▶ **What you are asked to do**: Please find all lines in the data that hold the string "ylabel" and copy them.

--- start of Material to process ---

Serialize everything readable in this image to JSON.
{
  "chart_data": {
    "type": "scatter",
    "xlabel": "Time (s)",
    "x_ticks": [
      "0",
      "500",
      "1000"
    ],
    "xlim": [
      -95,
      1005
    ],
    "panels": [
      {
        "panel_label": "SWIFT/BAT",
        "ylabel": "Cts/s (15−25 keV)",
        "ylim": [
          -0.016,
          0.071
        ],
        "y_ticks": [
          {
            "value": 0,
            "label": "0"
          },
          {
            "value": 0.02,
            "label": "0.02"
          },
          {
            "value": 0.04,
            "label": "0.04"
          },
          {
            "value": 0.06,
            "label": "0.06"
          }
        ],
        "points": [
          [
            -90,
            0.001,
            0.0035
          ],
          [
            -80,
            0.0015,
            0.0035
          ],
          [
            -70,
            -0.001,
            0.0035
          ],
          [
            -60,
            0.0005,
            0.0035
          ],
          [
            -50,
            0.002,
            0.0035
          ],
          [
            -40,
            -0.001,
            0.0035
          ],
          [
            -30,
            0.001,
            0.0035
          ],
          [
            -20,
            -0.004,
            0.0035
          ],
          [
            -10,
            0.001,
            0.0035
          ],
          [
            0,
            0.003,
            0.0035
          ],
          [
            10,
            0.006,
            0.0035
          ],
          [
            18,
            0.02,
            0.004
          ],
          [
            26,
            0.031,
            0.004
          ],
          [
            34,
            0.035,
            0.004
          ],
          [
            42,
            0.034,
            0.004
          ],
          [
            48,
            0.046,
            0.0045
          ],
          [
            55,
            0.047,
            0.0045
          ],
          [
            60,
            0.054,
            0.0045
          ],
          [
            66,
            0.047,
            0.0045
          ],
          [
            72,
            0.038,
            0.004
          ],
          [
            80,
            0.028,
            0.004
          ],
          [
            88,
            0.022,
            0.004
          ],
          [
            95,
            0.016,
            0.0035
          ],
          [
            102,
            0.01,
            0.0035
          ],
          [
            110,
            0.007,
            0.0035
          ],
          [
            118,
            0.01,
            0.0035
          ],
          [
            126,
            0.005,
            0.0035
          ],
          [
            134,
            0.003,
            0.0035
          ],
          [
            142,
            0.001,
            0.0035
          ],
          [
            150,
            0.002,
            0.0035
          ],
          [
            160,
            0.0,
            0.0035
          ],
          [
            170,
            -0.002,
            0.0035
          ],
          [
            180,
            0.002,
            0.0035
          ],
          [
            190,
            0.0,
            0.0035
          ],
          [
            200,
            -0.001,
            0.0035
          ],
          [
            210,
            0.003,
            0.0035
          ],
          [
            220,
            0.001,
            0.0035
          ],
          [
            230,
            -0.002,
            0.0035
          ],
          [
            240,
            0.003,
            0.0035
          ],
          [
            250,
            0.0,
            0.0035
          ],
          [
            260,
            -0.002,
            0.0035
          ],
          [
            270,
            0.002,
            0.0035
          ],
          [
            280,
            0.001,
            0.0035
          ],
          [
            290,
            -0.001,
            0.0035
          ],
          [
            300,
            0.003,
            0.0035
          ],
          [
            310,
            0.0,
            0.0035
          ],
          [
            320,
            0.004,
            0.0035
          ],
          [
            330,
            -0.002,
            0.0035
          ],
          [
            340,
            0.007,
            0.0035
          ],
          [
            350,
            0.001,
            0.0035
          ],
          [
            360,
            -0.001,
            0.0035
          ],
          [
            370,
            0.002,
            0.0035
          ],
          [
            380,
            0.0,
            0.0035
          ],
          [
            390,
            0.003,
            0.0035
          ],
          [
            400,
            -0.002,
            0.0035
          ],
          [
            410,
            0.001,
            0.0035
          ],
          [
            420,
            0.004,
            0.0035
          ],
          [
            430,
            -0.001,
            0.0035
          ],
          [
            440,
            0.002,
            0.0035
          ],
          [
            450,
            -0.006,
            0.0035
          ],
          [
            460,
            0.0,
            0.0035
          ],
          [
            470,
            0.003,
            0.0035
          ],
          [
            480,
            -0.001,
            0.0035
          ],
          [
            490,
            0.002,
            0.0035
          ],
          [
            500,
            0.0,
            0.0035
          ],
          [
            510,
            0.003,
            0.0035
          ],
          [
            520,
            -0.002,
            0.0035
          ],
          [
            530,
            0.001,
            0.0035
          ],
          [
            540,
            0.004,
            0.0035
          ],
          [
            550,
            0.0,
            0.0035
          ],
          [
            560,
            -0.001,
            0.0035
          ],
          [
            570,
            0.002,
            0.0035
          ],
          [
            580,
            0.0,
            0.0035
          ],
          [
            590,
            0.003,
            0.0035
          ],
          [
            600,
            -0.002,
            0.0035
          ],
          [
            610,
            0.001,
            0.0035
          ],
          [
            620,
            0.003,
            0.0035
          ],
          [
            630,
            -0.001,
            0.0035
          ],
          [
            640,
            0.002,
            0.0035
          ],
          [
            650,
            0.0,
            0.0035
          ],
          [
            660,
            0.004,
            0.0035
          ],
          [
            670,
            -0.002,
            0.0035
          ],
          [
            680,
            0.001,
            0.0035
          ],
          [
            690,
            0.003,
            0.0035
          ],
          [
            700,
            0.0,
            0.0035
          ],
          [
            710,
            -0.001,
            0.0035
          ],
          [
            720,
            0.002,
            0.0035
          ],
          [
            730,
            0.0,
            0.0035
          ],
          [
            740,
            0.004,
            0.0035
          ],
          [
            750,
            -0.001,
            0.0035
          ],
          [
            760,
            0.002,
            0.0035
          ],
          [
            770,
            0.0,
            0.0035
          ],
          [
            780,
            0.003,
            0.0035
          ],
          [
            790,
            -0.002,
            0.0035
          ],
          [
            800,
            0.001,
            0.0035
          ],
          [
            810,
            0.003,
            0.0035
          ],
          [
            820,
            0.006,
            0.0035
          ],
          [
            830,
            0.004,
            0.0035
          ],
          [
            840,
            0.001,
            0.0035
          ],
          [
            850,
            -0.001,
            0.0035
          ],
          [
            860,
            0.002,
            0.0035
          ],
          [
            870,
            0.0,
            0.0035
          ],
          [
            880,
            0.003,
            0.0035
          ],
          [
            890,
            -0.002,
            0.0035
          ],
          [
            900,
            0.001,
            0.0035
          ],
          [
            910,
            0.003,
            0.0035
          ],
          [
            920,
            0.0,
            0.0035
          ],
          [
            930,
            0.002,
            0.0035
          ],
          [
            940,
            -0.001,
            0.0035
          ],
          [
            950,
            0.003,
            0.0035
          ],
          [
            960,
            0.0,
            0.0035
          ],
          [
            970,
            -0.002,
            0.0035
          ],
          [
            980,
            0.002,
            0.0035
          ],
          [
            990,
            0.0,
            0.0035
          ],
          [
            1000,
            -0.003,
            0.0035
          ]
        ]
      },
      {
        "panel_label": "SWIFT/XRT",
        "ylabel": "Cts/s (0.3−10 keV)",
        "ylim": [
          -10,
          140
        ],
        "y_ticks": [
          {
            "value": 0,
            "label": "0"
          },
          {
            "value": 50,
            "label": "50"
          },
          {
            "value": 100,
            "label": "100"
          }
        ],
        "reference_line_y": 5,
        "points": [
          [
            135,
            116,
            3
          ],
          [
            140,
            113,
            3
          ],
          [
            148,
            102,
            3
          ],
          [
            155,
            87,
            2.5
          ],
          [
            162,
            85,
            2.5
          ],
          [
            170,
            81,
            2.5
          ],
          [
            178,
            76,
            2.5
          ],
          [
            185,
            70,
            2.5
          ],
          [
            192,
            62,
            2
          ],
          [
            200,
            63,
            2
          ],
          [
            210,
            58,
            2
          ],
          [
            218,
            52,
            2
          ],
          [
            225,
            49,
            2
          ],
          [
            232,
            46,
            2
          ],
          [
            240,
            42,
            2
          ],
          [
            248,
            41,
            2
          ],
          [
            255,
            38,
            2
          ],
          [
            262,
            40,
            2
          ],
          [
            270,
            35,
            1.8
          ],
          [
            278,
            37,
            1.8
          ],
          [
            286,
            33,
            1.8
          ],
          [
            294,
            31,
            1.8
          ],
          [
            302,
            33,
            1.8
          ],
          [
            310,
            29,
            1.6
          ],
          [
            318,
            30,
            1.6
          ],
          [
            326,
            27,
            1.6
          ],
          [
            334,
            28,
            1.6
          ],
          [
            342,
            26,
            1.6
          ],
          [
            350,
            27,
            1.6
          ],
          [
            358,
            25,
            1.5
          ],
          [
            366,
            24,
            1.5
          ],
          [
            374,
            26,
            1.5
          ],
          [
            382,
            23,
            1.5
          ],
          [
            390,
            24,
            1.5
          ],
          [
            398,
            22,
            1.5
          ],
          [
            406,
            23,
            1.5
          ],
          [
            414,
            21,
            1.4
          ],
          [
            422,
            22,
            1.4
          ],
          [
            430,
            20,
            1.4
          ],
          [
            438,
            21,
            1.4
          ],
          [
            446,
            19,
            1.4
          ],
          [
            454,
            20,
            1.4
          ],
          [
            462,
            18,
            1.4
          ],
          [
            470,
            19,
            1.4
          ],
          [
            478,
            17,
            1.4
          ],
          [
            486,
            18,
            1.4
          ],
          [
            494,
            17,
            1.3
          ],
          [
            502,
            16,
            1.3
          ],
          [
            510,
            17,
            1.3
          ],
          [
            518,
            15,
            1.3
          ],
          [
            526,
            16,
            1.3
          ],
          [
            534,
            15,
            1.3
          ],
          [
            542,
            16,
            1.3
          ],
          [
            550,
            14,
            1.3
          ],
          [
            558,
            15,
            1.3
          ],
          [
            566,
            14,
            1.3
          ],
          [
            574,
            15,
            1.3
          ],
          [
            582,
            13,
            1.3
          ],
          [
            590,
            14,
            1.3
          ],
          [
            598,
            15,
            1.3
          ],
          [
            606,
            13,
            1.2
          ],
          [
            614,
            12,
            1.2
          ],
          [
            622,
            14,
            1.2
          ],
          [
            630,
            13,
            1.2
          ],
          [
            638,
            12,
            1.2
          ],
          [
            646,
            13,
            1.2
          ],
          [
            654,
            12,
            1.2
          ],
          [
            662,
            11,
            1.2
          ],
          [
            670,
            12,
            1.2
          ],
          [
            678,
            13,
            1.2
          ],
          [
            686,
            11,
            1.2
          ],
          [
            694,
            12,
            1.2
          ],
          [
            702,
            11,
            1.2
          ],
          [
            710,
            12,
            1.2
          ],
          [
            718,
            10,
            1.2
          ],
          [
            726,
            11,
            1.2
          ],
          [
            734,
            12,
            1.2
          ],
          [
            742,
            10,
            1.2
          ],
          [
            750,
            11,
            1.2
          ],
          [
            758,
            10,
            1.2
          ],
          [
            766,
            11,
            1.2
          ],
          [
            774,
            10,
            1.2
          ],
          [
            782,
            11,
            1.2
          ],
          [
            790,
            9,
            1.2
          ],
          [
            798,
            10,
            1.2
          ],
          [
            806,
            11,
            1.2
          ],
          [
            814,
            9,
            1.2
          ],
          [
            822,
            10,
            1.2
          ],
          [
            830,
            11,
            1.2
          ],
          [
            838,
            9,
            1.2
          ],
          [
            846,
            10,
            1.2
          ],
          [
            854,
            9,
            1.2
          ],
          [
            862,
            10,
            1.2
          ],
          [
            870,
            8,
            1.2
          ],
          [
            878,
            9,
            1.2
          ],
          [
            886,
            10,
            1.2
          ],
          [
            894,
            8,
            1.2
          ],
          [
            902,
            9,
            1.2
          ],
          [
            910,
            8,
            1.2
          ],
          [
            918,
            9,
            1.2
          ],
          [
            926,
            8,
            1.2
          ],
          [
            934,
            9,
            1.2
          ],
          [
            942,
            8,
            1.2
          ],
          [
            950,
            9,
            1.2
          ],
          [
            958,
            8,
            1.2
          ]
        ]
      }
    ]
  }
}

--- end of Material to process ---

▶ **Task output**:
        "ylabel": "Cts/s (15−25 keV)",
        "ylabel": "Cts/s (0.3−10 keV)",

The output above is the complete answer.